Find "Parse this screenshot: output" in the data below; transcribe the line it appears on and each line after it, exactly, to the end, and nothing else.
------------------------------------------------------------
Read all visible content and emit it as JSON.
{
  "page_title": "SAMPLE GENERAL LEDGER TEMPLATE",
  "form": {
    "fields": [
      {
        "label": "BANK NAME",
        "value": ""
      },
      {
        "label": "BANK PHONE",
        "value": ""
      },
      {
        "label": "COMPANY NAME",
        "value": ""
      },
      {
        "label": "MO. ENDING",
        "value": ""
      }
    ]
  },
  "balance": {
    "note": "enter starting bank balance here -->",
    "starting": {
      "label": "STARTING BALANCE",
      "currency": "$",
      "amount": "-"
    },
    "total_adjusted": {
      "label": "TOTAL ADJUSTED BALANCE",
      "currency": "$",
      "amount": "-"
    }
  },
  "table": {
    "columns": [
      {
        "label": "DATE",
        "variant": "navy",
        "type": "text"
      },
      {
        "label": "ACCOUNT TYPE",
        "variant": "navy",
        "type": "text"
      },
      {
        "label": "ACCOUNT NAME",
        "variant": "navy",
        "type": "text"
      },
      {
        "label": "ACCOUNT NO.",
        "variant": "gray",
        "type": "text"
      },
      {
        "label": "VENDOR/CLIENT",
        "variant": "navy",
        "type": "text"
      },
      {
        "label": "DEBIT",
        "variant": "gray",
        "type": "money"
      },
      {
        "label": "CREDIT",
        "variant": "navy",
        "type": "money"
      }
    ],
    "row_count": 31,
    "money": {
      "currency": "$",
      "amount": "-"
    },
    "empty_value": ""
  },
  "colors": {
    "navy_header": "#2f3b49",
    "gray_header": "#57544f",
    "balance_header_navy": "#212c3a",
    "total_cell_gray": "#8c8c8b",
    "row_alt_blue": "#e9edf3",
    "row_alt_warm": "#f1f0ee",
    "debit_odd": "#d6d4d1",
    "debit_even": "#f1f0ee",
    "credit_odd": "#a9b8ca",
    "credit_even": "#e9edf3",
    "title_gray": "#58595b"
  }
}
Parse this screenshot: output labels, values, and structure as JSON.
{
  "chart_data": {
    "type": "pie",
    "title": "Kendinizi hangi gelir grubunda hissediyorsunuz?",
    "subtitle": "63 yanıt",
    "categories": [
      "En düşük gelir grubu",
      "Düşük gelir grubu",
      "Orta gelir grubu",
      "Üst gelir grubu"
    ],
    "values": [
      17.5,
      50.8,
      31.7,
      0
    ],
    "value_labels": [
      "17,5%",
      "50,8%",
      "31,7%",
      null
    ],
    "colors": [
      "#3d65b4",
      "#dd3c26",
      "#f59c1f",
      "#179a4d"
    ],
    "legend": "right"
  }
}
------------------------------------------------------------
**Written response:**
Parse this screenshot: output labels, values, and structure as JSON.
{
  "chart_data": {
    "type": "pie",
    "title": "Kendinizi hangi gelir grubunda hissediyorsunuz?",
    "subtitle": "63 yanıt",
    "categories": [
      "En düşük gelir grubu",
      "Düşük gelir grubu",
      "Orta gelir grubu",
      "Üst gelir grubu"
    ],
    "values": [
      17.5,
      50.8,
      31.7,
      0
    ],
    "value_labels": [
      "17,5%",
      "50,8%",
      "31,7%",
      null
    ],
    "colors": [
      "#3d65b4",
      "#dd3c26",
      "#f59c1f",
      "#179a4d"
    ],
    "legend": "right"
  }
}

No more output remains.